WRITTEN INSTRUCTION:
The records that follow must be reproduced in full, exactly as written.

[Lines of data]
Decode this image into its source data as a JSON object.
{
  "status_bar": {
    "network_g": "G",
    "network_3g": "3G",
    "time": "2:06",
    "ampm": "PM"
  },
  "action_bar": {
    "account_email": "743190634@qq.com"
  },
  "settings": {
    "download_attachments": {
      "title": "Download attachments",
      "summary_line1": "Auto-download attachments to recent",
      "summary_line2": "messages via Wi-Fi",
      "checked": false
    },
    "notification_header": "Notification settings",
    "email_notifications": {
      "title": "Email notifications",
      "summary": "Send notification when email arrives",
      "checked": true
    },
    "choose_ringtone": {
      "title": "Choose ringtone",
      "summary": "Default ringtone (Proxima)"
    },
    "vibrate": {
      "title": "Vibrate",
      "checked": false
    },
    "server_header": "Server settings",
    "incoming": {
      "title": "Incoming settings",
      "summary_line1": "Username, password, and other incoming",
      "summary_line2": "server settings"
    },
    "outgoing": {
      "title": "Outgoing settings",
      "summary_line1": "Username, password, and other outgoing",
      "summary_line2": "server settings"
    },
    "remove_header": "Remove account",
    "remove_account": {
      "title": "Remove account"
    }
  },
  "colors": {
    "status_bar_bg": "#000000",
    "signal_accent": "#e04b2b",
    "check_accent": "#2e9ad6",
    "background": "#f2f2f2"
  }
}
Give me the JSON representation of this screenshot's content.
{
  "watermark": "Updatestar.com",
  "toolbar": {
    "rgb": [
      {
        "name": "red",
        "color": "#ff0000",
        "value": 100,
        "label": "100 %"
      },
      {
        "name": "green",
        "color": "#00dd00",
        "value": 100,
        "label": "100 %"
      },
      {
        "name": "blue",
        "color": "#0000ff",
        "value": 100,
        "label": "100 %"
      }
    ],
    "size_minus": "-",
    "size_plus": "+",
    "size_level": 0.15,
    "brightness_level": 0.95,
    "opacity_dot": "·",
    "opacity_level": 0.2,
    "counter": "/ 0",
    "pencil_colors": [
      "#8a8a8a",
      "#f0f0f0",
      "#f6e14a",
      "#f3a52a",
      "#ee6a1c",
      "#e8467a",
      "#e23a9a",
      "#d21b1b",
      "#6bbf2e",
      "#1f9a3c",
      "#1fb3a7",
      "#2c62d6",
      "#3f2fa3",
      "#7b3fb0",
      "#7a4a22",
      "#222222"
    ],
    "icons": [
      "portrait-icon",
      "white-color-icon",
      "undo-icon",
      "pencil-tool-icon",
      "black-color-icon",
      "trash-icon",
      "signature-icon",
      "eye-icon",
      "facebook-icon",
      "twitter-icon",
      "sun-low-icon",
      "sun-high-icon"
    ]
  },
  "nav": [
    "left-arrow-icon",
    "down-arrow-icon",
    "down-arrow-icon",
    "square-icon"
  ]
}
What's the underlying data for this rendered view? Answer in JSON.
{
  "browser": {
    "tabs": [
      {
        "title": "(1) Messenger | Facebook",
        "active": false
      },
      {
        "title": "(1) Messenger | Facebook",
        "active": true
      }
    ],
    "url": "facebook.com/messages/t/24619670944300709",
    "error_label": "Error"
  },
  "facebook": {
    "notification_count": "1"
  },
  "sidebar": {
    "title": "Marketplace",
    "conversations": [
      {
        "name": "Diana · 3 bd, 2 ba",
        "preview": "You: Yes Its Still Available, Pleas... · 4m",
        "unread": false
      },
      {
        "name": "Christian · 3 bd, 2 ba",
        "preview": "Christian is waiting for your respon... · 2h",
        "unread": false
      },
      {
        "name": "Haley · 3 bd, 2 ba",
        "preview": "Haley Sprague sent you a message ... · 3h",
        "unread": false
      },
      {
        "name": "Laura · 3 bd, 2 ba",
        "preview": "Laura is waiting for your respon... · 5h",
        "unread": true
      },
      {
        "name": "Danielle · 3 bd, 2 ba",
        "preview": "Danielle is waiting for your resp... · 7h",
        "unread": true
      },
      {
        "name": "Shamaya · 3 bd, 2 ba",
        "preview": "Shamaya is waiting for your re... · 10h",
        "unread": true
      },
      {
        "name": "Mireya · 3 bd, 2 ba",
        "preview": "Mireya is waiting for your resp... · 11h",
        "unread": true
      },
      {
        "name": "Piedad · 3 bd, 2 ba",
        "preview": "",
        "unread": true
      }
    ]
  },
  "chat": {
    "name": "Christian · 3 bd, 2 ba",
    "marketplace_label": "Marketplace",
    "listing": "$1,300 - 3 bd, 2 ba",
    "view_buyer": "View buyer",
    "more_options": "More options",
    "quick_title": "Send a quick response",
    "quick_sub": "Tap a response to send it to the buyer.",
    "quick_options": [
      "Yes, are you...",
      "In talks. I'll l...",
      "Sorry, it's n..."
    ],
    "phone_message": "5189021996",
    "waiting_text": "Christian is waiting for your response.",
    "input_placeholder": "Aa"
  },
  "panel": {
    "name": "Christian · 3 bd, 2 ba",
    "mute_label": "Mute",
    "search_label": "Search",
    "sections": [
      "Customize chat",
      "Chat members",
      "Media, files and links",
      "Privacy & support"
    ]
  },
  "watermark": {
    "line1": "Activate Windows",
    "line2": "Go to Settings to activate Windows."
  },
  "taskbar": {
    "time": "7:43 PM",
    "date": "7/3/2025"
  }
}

REPLY:
Decode this image into its source data as a JSON object.
{
  "status_bar": {
    "network_g": "G",
    "network_3g": "3G",
    "time": "2:06",
    "ampm": "PM"
  },
  "action_bar": {
    "account_email": "743190634@qq.com"
  },
  "settings": {
    "download_attachments": {
      "title": "Download attachments",
      "summary_line1": "Auto-download attachments to recent",
      "summary_line2": "messages via Wi-Fi",
      "checked": false
    },
    "notification_header": "Notification settings",
    "email_notifications": {
      "title": "Email notifications",
      "summary": "Send notification when email arrives",
      "checked": true
    },
    "choose_ringtone": {
      "title": "Choose ringtone",
      "summary": "Default ringtone (Proxima)"
    },
    "vibrate": {
      "title": "Vibrate",
      "checked": false
    },
    "server_header": "Server settings",
    "incoming": {
      "title": "Incoming settings",
      "summary_line1": "Username, password, and other incoming",
      "summary_line2": "server settings"
    },
    "outgoing": {
      "title": "Outgoing settings",
      "summary_line1": "Username, password, and other outgoing",
      "summary_line2": "server settings"
    },
    "remove_header": "Remove account",
    "remove_account": {
      "title": "Remove account"
    }
  },
  "colors": {
    "status_bar_bg": "#000000",
    "signal_accent": "#e04b2b",
    "check_accent": "#2e9ad6",
    "background": "#f2f2f2"
  }
}
Give me the JSON representation of this screenshot's content.
{
  "watermark": "Updatestar.com",
  "toolbar": {
    "rgb": [
      {
        "name": "red",
        "color": "#ff0000",
        "value": 100,
        "label": "100 %"
      },
      {
        "name": "green",
        "color": "#00dd00",
        "value": 100,
        "label": "100 %"
      },
      {
        "name": "blue",
        "color": "#0000ff",
        "value": 100,
        "label": "100 %"
      }
    ],
    "size_minus": "-",
    "size_plus": "+",
    "size_level": 0.15,
    "brightness_level": 0.95,
    "opacity_dot": "·",
    "opacity_level": 0.2,
    "counter": "/ 0",
    "pencil_colors": [
      "#8a8a8a",
      "#f0f0f0",
      "#f6e14a",
      "#f3a52a",
      "#ee6a1c",
      "#e8467a",
      "#e23a9a",
      "#d21b1b",
      "#6bbf2e",
      "#1f9a3c",
      "#1fb3a7",
      "#2c62d6",
      "#3f2fa3",
      "#7b3fb0",
      "#7a4a22",
      "#222222"
    ],
    "icons": [
      "portrait-icon",
      "white-color-icon",
      "undo-icon",
      "pencil-tool-icon",
      "black-color-icon",
      "trash-icon",
      "signature-icon",
      "eye-icon",
      "facebook-icon",
      "twitter-icon",
      "sun-low-icon",
      "sun-high-icon"
    ]
  },
  "nav": [
    "left-arrow-icon",
    "down-arrow-icon",
    "down-arrow-icon",
    "square-icon"
  ]
}
What's the underlying data for this rendered view? Answer in JSON.
{
  "browser": {
    "tabs": [
      {
        "title": "(1) Messenger | Facebook",
        "active": false
      },
      {
        "title": "(1) Messenger | Facebook",
        "active": true
      }
    ],
    "url": "facebook.com/messages/t/24619670944300709",
    "error_label": "Error"
  },
  "facebook": {
    "notification_count": "1"
  },
  "sidebar": {
    "title": "Marketplace",
    "conversations": [
      {
        "name": "Diana · 3 bd, 2 ba",
        "preview": "You: Yes Its Still Available, Pleas... · 4m",
        "unread": false
      },
      {
        "name": "Christian · 3 bd, 2 ba",
        "preview": "Christian is waiting for your respon... · 2h",
        "unread": false
      },
      {
        "name": "Haley · 3 bd, 2 ba",
        "preview": "Haley Sprague sent you a message ... · 3h",
        "unread": false
      },
      {
        "name": "Laura · 3 bd, 2 ba",
        "preview": "Laura is waiting for your respon... · 5h",
        "unread": true
      },
      {
        "name": "Danielle · 3 bd, 2 ba",
        "preview": "Danielle is waiting for your resp... · 7h",
        "unread": true
      },
      {
        "name": "Shamaya · 3 bd, 2 ba",
        "preview": "Shamaya is waiting for your re... · 10h",
        "unread": true
      },
      {
        "name": "Mireya · 3 bd, 2 ba",
        "preview": "Mireya is waiting for your resp... · 11h",
        "unread": true
      },
      {
        "name": "Piedad · 3 bd, 2 ba",
        "preview": "",
        "unread": true
      }
    ]
  },
  "chat": {
    "name": "Christian · 3 bd, 2 ba",
    "marketplace_label": "Marketplace",
    "listing": "$1,300 - 3 bd, 2 ba",
    "view_buyer": "View buyer",
    "more_options": "More options",
    "quick_title": "Send a quick response",
    "quick_sub": "Tap a response to send it to the buyer.",
    "quick_options": [
      "Yes, are you...",
      "In talks. I'll l...",
      "Sorry, it's n..."
    ],
    "phone_message": "5189021996",
    "waiting_text": "Christian is waiting for your response.",
    "input_placeholder": "Aa"
  },
  "panel": {
    "name": "Christian · 3 bd, 2 ba",
    "mute_label": "Mute",
    "search_label": "Search",
    "sections": [
      "Customize chat",
      "Chat members",
      "Media, files and links",
      "Privacy & support"
    ]
  },
  "watermark": {
    "line1": "Activate Windows",
    "line2": "Go to Settings to activate Windows."
  },
  "taskbar": {
    "time": "7:43 PM",
    "date": "7/3/2025"
  }
}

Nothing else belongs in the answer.